• What to work on
Locate all lines with the word "Read". Copy them.

• Records to use
★ ★ ★

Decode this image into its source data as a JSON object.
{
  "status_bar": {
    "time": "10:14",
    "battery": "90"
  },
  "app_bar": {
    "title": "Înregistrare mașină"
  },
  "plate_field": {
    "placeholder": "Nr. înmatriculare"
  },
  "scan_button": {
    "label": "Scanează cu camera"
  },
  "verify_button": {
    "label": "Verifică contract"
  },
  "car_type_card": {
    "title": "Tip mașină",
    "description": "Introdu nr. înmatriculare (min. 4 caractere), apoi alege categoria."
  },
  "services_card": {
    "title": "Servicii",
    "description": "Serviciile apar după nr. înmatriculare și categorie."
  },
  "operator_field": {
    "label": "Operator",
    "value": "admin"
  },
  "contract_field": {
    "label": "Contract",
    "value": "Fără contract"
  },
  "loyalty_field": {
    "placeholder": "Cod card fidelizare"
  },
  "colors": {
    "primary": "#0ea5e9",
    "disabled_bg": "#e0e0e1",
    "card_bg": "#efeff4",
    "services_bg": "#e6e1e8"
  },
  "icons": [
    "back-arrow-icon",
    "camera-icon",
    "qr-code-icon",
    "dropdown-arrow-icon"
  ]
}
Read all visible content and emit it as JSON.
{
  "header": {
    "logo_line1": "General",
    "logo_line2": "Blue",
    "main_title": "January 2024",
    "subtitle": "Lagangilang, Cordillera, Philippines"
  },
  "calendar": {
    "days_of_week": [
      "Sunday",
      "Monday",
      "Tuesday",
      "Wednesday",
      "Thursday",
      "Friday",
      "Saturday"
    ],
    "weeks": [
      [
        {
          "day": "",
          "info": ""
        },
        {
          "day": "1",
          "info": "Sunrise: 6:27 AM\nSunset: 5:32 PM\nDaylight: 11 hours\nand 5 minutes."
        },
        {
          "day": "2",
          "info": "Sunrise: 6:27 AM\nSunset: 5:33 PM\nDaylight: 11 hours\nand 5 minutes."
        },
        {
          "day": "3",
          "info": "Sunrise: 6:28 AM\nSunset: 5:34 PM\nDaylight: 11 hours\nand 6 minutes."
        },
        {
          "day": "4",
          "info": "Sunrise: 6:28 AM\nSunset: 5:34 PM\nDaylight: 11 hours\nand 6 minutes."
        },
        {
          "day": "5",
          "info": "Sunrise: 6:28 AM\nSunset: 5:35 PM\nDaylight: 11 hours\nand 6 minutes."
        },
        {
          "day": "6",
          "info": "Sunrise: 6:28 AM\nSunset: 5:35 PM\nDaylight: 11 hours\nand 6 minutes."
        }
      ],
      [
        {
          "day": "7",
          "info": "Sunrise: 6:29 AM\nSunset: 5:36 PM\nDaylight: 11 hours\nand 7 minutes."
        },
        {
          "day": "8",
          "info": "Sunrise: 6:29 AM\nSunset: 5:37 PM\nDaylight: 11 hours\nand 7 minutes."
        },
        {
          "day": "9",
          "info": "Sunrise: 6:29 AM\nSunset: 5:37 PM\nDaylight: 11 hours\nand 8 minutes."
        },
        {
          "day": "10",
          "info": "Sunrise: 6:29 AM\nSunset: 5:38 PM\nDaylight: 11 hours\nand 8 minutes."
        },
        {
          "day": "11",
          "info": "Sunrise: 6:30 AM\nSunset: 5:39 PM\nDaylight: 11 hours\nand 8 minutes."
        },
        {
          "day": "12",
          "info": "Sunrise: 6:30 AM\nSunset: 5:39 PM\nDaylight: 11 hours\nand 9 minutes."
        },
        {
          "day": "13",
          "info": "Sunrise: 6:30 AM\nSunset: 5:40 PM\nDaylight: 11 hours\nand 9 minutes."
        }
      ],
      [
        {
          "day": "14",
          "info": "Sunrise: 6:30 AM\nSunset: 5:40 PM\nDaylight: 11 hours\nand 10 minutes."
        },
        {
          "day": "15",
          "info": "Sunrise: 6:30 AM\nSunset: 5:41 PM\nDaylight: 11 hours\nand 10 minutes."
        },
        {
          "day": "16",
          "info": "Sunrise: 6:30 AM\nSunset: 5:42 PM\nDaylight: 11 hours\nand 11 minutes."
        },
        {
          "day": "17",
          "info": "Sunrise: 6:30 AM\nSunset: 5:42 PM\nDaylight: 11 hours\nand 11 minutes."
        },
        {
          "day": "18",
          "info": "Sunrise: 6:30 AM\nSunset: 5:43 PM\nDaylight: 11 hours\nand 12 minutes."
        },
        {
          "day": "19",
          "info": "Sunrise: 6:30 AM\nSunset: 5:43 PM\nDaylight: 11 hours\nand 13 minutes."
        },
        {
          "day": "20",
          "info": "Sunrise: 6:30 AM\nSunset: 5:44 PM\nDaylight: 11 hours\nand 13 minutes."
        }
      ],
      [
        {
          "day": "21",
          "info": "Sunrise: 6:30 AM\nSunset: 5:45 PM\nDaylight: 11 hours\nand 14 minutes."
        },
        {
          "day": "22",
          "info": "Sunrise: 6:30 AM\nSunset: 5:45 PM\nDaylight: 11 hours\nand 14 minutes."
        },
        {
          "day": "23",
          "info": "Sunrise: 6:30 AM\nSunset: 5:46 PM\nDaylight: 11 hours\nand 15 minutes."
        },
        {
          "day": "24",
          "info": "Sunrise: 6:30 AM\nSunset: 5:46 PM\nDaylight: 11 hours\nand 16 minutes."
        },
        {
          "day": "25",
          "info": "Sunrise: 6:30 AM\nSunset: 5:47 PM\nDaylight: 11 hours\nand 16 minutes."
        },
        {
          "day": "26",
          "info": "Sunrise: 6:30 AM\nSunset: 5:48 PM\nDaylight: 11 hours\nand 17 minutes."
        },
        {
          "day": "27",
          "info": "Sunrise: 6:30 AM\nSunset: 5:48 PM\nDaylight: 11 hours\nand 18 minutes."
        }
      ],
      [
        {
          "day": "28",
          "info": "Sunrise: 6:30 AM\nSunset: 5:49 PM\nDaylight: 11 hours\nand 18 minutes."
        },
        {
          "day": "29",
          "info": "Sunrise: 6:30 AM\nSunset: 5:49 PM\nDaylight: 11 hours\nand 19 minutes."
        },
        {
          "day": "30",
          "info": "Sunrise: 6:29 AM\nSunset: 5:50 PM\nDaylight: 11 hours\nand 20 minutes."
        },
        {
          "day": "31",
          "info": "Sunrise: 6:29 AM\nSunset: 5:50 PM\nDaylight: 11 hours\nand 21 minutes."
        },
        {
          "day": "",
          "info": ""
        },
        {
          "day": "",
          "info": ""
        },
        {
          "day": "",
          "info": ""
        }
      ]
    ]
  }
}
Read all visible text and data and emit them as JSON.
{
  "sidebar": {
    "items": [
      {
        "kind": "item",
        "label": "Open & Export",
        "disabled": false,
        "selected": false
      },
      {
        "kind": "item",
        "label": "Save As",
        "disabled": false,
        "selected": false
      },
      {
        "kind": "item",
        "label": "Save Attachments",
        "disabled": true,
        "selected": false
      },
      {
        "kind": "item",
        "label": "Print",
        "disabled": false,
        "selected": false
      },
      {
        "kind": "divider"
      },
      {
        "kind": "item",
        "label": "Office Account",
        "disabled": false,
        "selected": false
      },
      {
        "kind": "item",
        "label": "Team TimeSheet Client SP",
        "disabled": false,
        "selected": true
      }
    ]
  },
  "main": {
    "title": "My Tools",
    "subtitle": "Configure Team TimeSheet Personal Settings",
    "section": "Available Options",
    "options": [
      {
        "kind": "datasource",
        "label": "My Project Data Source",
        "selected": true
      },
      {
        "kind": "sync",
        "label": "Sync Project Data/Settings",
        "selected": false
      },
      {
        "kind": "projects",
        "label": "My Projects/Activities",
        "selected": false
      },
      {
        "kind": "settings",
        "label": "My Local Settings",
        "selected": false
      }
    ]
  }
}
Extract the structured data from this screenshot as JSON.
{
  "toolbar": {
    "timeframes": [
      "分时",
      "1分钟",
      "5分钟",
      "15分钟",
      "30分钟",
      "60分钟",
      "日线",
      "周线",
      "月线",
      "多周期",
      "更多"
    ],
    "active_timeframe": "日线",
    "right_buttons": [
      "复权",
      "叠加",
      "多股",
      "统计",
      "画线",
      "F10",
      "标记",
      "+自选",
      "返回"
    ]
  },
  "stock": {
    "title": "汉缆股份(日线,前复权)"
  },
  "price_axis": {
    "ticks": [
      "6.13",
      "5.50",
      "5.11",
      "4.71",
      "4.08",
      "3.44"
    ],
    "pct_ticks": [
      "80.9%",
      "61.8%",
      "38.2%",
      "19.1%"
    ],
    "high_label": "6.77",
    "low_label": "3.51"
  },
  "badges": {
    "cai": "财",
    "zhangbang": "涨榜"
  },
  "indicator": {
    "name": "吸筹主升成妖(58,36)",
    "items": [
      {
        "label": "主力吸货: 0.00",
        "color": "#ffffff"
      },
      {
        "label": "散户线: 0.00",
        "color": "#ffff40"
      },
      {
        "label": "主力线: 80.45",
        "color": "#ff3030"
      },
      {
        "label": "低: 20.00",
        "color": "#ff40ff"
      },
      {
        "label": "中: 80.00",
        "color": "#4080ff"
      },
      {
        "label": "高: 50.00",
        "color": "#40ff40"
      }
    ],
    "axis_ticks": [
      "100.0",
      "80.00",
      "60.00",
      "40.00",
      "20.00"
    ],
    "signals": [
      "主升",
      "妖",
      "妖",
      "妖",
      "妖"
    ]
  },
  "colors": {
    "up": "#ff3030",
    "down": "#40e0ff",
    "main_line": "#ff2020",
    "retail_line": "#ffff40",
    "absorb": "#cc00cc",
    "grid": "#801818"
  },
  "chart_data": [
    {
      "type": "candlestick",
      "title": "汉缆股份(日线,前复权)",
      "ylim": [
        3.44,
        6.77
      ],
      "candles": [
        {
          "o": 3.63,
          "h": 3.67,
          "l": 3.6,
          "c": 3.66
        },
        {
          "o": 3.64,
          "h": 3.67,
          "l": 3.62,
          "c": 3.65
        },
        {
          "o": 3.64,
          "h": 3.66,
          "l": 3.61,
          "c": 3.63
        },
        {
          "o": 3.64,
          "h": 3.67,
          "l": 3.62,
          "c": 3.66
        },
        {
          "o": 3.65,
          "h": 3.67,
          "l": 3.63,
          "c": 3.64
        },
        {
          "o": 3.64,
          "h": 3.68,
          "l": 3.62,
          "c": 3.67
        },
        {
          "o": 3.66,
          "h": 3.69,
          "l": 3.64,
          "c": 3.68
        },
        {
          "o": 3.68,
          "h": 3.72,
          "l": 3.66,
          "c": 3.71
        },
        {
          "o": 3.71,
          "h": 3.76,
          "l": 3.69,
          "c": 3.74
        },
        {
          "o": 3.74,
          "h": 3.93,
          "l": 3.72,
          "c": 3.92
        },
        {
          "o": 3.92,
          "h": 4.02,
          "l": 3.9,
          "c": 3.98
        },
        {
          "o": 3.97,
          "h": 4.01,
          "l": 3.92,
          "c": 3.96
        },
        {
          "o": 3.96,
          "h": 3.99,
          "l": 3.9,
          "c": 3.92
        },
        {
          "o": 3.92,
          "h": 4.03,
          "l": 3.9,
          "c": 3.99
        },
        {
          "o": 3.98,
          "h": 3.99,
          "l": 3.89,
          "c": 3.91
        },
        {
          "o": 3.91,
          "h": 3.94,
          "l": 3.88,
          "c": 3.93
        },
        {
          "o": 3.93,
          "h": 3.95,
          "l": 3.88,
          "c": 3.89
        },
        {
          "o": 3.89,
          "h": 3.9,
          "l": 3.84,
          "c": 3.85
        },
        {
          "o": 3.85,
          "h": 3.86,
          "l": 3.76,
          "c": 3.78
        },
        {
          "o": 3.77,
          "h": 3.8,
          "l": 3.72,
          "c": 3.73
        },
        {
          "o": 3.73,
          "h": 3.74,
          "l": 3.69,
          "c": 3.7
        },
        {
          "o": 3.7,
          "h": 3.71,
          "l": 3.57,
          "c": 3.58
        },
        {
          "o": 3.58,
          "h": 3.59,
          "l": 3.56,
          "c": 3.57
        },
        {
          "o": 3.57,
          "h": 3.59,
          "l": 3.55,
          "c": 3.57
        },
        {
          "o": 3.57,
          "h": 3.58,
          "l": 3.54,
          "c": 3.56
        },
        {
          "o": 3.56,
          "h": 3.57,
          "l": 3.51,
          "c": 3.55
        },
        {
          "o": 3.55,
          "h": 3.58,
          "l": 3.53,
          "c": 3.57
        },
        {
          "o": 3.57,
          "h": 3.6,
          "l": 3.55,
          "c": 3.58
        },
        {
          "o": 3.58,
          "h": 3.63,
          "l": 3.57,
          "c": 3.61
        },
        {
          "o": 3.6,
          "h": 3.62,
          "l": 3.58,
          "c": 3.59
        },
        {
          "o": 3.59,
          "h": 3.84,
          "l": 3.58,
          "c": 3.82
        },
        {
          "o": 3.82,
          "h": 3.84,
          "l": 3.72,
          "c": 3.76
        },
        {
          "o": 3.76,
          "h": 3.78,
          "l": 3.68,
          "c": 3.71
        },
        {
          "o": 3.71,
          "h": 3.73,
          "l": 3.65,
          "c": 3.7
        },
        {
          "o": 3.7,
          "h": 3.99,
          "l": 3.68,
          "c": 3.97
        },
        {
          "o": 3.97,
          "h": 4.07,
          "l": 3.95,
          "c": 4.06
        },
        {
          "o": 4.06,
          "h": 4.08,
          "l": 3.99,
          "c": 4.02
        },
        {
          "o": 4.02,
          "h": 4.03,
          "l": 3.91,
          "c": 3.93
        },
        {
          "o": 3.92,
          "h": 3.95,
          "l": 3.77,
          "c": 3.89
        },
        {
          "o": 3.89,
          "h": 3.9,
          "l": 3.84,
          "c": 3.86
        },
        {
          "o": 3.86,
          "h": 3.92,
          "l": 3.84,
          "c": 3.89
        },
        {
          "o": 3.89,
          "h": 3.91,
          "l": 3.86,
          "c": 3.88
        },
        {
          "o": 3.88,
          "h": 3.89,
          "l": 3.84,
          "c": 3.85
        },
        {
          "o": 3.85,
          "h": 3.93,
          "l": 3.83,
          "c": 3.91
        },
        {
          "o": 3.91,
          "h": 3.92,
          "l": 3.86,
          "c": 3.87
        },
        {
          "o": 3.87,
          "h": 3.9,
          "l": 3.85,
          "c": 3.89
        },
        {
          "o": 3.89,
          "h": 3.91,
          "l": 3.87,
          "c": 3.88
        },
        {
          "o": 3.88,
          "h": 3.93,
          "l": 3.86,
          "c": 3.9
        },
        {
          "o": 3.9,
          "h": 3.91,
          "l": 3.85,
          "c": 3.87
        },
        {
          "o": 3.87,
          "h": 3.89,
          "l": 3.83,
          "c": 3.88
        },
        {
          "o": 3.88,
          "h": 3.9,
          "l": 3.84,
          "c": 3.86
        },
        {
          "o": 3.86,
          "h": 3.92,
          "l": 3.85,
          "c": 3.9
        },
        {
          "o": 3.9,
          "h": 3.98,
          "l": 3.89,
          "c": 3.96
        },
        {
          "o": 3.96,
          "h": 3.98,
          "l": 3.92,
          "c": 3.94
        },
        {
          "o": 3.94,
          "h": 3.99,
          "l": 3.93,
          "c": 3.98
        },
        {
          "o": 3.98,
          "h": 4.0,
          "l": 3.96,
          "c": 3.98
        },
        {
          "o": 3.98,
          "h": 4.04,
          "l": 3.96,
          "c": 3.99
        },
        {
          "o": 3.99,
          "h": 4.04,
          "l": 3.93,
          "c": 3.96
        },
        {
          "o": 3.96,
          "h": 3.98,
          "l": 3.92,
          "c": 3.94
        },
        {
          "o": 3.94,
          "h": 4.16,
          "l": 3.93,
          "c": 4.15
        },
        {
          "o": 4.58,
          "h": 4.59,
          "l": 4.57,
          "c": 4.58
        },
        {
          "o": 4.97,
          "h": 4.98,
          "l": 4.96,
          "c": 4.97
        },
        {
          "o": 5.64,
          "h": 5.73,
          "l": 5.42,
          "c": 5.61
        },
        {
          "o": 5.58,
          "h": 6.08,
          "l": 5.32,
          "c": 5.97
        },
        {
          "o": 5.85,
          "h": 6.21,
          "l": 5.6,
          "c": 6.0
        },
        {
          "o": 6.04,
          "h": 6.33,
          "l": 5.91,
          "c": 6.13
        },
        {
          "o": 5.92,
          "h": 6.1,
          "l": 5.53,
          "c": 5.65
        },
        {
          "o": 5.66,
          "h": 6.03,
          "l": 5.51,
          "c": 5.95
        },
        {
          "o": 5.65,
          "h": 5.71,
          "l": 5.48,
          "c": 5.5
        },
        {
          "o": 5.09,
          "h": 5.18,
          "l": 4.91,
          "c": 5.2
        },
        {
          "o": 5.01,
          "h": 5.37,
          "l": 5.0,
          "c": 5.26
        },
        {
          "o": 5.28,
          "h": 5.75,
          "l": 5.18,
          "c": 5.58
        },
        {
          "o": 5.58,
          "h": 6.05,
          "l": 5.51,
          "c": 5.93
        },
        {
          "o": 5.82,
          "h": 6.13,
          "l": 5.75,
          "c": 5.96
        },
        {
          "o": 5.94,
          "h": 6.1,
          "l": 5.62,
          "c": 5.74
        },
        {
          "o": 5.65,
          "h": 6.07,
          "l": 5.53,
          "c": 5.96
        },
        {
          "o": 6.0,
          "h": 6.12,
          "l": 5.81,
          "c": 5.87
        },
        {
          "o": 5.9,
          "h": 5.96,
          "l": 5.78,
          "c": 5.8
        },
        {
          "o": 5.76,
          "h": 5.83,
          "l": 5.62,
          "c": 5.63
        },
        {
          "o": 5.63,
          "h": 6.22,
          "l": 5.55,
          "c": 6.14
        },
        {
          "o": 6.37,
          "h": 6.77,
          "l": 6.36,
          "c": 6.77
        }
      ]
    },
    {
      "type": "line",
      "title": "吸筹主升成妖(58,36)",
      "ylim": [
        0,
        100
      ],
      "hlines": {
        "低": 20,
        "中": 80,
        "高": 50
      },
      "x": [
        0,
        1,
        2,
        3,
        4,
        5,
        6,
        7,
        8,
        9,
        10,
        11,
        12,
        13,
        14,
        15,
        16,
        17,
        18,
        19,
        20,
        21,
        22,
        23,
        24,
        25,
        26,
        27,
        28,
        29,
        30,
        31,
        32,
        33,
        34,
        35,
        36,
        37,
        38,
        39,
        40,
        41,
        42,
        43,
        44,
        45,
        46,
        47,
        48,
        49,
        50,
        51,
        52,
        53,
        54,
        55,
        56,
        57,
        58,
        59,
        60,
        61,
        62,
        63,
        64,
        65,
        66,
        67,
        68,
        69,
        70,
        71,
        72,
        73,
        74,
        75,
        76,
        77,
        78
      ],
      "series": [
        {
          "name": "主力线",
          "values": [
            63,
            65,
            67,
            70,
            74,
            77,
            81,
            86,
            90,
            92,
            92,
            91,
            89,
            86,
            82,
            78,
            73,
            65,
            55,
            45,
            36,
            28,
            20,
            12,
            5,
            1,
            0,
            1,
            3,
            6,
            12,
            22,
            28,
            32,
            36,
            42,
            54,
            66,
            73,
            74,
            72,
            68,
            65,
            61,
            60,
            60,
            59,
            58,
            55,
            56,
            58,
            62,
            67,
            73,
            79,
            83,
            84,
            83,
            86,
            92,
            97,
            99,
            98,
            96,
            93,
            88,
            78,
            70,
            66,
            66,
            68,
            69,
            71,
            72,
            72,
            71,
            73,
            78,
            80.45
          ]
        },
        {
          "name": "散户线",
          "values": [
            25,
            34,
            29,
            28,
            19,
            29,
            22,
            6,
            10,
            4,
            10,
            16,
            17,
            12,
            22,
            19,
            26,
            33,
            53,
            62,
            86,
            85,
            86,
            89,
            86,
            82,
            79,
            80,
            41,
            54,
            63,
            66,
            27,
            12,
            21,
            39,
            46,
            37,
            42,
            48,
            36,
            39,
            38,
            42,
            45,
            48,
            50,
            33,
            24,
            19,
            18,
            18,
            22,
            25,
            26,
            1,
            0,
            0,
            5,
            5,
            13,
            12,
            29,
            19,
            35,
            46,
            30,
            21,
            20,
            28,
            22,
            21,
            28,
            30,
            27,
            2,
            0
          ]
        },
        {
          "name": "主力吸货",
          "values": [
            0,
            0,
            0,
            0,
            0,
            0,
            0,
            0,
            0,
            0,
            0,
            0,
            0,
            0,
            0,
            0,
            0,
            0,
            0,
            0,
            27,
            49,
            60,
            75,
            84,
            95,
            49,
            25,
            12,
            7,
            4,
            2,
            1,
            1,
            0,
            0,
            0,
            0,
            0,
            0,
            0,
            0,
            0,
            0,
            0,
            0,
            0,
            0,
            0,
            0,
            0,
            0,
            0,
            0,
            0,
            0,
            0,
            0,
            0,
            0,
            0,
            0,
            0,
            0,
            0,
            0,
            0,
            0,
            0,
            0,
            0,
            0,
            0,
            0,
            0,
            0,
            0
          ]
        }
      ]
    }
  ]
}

★ ★ ★

• Worked solution
Read all visible content and emit it as JSON.
Read all visible text and data and emit them as JSON.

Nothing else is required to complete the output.